Problem statement — Look through the data for the string "dalam". Copy every line where it is found.
──────
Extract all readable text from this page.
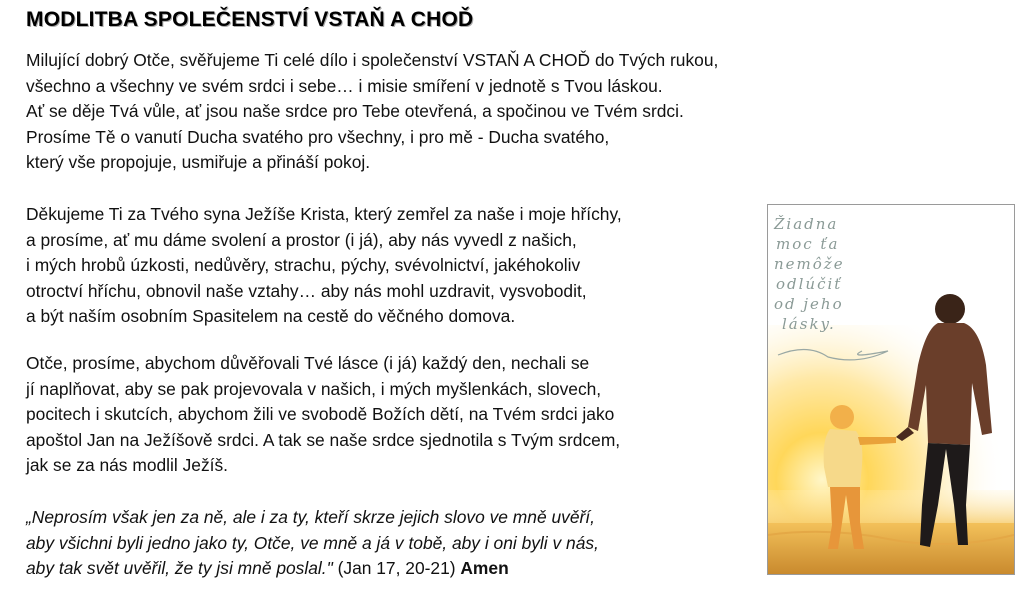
MODLITBA SPOLEČENSTVÍ VSTAŇ A CHOĎ

Milující dobrý Otče, svěřujeme Ti celé dílo i společenství VSTAŇ A CHOĎ do Tvých rukou,
všechno a všechny ve svém srdci i sebe… i misie smíření v jednotě s Tvou láskou.
Ať se děje Tvá vůle, ať jsou naše srdce pro Tebe otevřená, a spočinou ve Tvém srdci.
Prosíme Tě o vanutí Ducha svatého pro všechny, i pro mě - Ducha svatého,
který vše propojuje, usmiřuje a přináší pokoj.

Děkujeme Ti za Tvého syna Ježíše Krista, který zemřel za naše i moje hříchy,
a prosíme, ať mu dáme svolení a prostor (i já), aby nás vyvedl z našich,
i mých hrobů úzkosti, nedůvěry, strachu, pýchy, svévolnictví, jakéhokoliv
otroctví hříchu, obnovil naše vztahy… aby nás mohl uzdravit, vysvobodit,
a být naším osobním Spasitelem na cestě do věčného domova.

Otče, prosíme, abychom důvěřovali Tvé lásce (i já) každý den, nechali se
jí naplňovat, aby se pak projevovala v našich, i mých myšlenkách, slovech,
pocitech i skutcích, abychom žili ve svobodě Božích dětí, na Tvém srdci jako
apoštol Jan na Ježíšově srdci. A tak se naše srdce sjednotila s Tvým srdcem,
jak se za nás modlil Ježíš.

„Neprosím však jen za ně, ale i za ty, kteří skrze jejich slovo ve mně uvěří,
aby všichni byli jedno jako ty, Otče, ve mně a já v tobě, aby i oni byli v nás,
aby tak svět uvěřil, že ty jsi mně poslal." (Jan 17, 20-21) Amen

Žiadna
moc ťa
nemôže
odlúčiť
od jeho
lásky.
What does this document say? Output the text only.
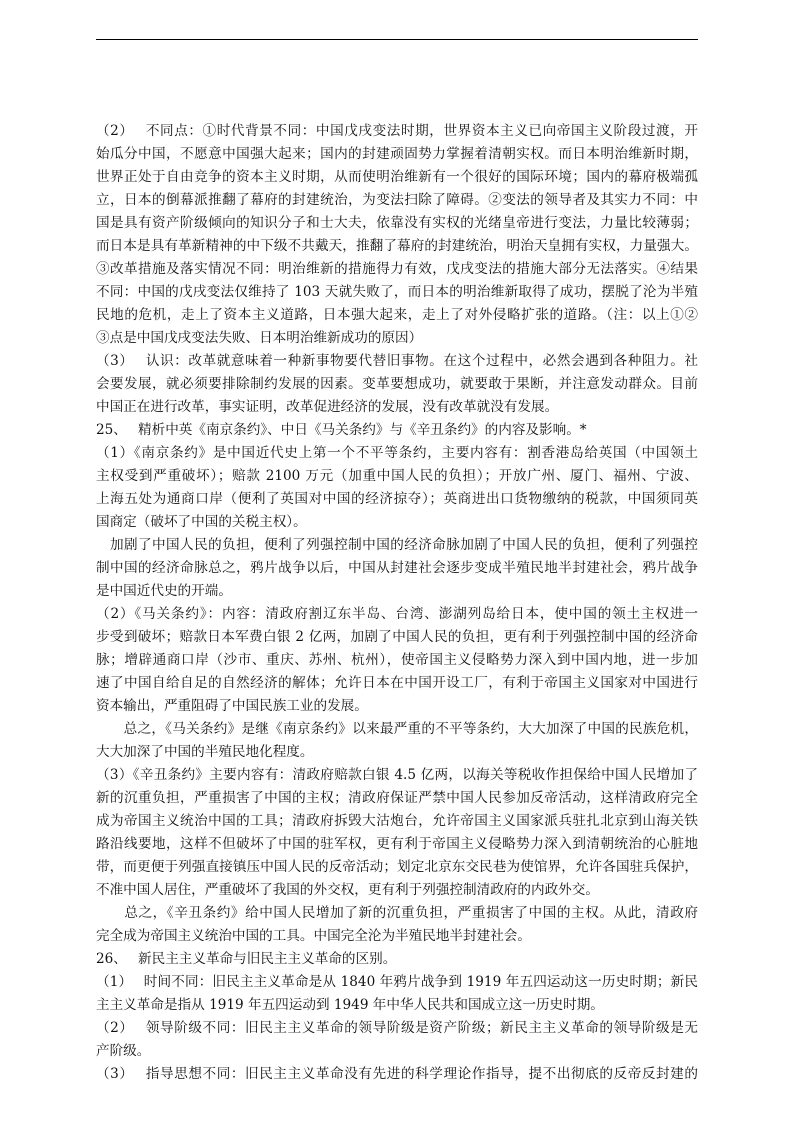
（2）　 不同点：①时代背景不同：中国戊戌变法时期，世界资本主义已向帝国主义阶段过渡，开
始瓜分中国，不愿意中国强大起来；国内的封建顽固势力掌握着清朝实权。而日本明治维新时期，
世界正处于自由竞争的资本主义时期，从而使明治维新有一个很好的国际环境；国内的幕府极端孤
立，日本的倒幕派推翻了幕府的封建统治，为变法扫除了障碍。②变法的领导者及其实力不同：中
国是具有资产阶级倾向的知识分子和士大夫，依靠没有实权的光绪皇帝进行变法，力量比较薄弱；
而日本是具有革新精神的中下级不共戴天，推翻了幕府的封建统治，明治天皇拥有实权，力量强大。
③改革措施及落实情况不同：明治维新的措施得力有效，戊戌变法的措施大部分无法落实。④结果
不同：中国的戊戌变法仅维持了 103 天就失败了，而日本的明治维新取得了成功，摆脱了沦为半殖
民地的危机，走上了资本主义道路，日本强大起来，走上了对外侵略扩张的道路。（注：以上①②
③点是中国戊戌变法失败、日本明治维新成功的原因）
（3）　 认识：改革就意味着一种新事物要代替旧事物。在这个过程中，必然会遇到各种阻力。社
会要发展，就必须要排除制约发展的因素。变革要想成功，就要敢于果断，并注意发动群众。目前
中国正在进行改革，事实证明，改革促进经济的发展，没有改革就没有发展。
25、　 精析中英《南京条约》、中日《马关条约》与《辛丑条约》的内容及影响。*
（1）《南京条约》是中国近代史上第一个不平等条约，主要内容有：割香港岛给英国（中国领土
主权受到严重破坏）；赔款 2100 万元（加重中国人民的负担）；开放广州、厦门、福州、宁波、
上海五处为通商口岸（便利了英国对中国的经济掠夺）；英商进出口货物缴纳的税款，中国须同英
国商定（破坏了中国的关税主权）。
　加剧了中国人民的负担，便利了列强控制中国的经济命脉加剧了中国人民的负担，便利了列强控
制中国的经济命脉总之，鸦片战争以后，中国从封建社会逐步变成半殖民地半封建社会，鸦片战争
是中国近代史的开端。
（2）《马关条约》：内容：清政府割辽东半岛、台湾、澎湖列岛给日本，使中国的领土主权进一
步受到破坏；赔款日本军费白银 2 亿两，加剧了中国人民的负担，更有利于列强控制中国的经济命
脉；增辟通商口岸（沙市、重庆、苏州、杭州），使帝国主义侵略势力深入到中国内地，进一步加
速了中国自给自足的自然经济的解体；允许日本在中国开设工厂，有利于帝国主义国家对中国进行
资本输出，严重阻碍了中国民族工业的发展。
　　总之，《马关条约》是继《南京条约》以来最严重的不平等条约，大大加深了中国的民族危机，
大大加深了中国的半殖民地化程度。
（3）《辛丑条约》主要内容有：清政府赔款白银 4.5 亿两，以海关等税收作担保给中国人民增加了
新的沉重负担，严重损害了中国的主权；清政府保证严禁中国人民参加反帝活动，这样清政府完全
成为帝国主义统治中国的工具；清政府拆毁大沽炮台，允许帝国主义国家派兵驻扎北京到山海关铁
路沿线要地，这样不但破坏了中国的驻军权，更有利于帝国主义侵略势力深入到清朝统治的心脏地
带，而更便于列强直接镇压中国人民的反帝活动；划定北京东交民巷为使馆界，允许各国驻兵保护，
不准中国人居住，严重破坏了我国的外交权，更有利于列强控制清政府的内政外交。
　　总之，《辛丑条约》给中国人民增加了新的沉重负担，严重损害了中国的主权。从此，清政府
完全成为帝国主义统治中国的工具。中国完全沦为半殖民地半封建社会。
26、　 新民主主义革命与旧民主主义革命的区别。
（1）　 时间不同：旧民主主义革命是从 1840 年鸦片战争到 1919 年五四运动这一历史时期；新民
主主义革命是指从 1919 年五四运动到 1949 年中华人民共和国成立这一历史时期。
（2）　 领导阶级不同：旧民主主义革命的领导阶级是资产阶级；新民主主义革命的领导阶级是无
产阶级。
（3）　 指导思想不同：旧民主主义革命没有先进的科学理论作指导，提不出彻底的反帝反封建的
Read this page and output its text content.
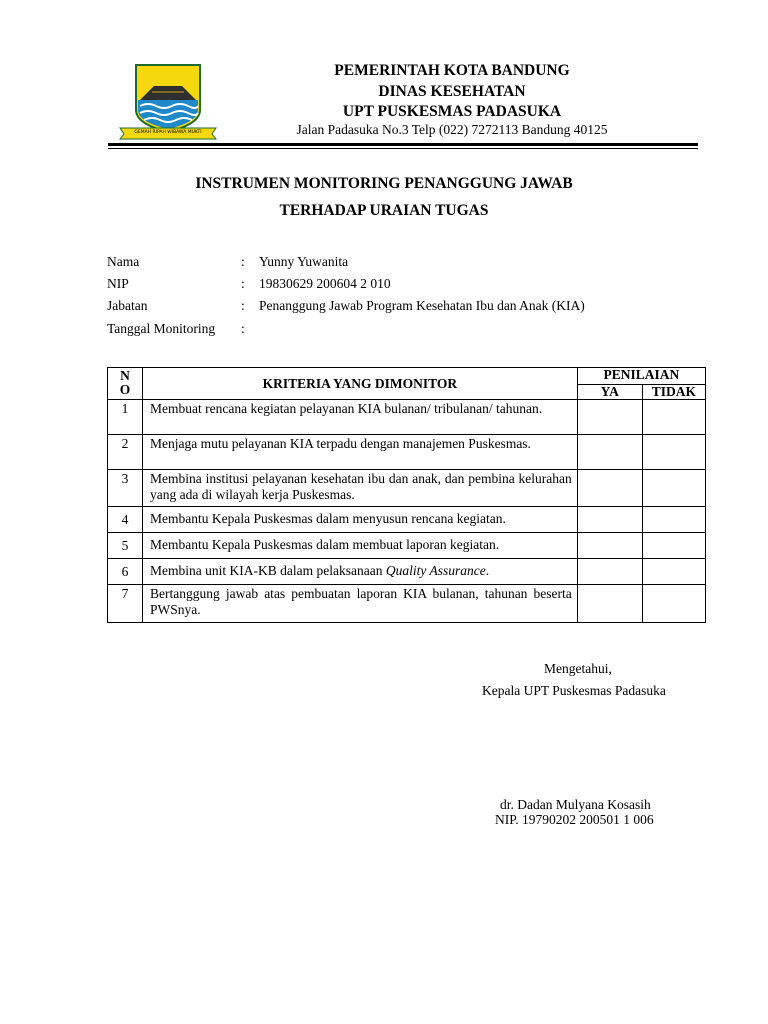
GEMAH RIPAH WIBAWA MUKTI
PEMERINTAH KOTA BANDUNG
DINAS KESEHATAN
UPT PUSKESMAS PADASUKA
Jalan Padasuka No.3 Telp (022) 7272113 Bandung 40125
INSTRUMEN MONITORING PENANGGUNG JAWAB
TERHADAP URAIAN TUGAS
Nama	: Yunny Yuwanita
NIP	: 19830629 200604 2 010
Jabatan	: Penanggung Jawab Program Kesehatan Ibu dan Anak (KIA)
Tanggal Monitoring	:
N
O	KRITERIA YANG DIMONITOR	PENILAIAN	
		YA	TIDAK
1	Membuat rencana kegiatan pelayanan KIA bulanan/ tribulanan/ tahunan.		
2	Menjaga mutu pelayanan KIA terpadu dengan manajemen Puskesmas.		
3	Membina institusi pelayanan kesehatan ibu dan anak, dan pembina kelurahan yang ada di wilayah kerja Puskesmas.		
4	Membantu Kepala Puskesmas dalam menyusun rencana kegiatan.		
5	Membantu Kepala Puskesmas dalam membuat laporan kegiatan.		
6	Membina unit KIA-KB dalam pelaksanaan Quality Assurance.		
7	Bertanggung jawab atas pembuatan laporan KIA bulanan, tahunan beserta PWSnya.		
Mengetahui,
Kepala UPT Puskesmas Padasuka
dr. Dadan Mulyana Kosasih
NIP. 19790202 200501 1 006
──────
Solution to the exercise —
4	Membantu Kepala Puskesmas dalam menyusun rencana kegiatan.		
5	Membantu Kepala Puskesmas dalam membuat laporan kegiatan.		
6	Membina unit KIA-KB dalam pelaksanaan Quality Assurance.		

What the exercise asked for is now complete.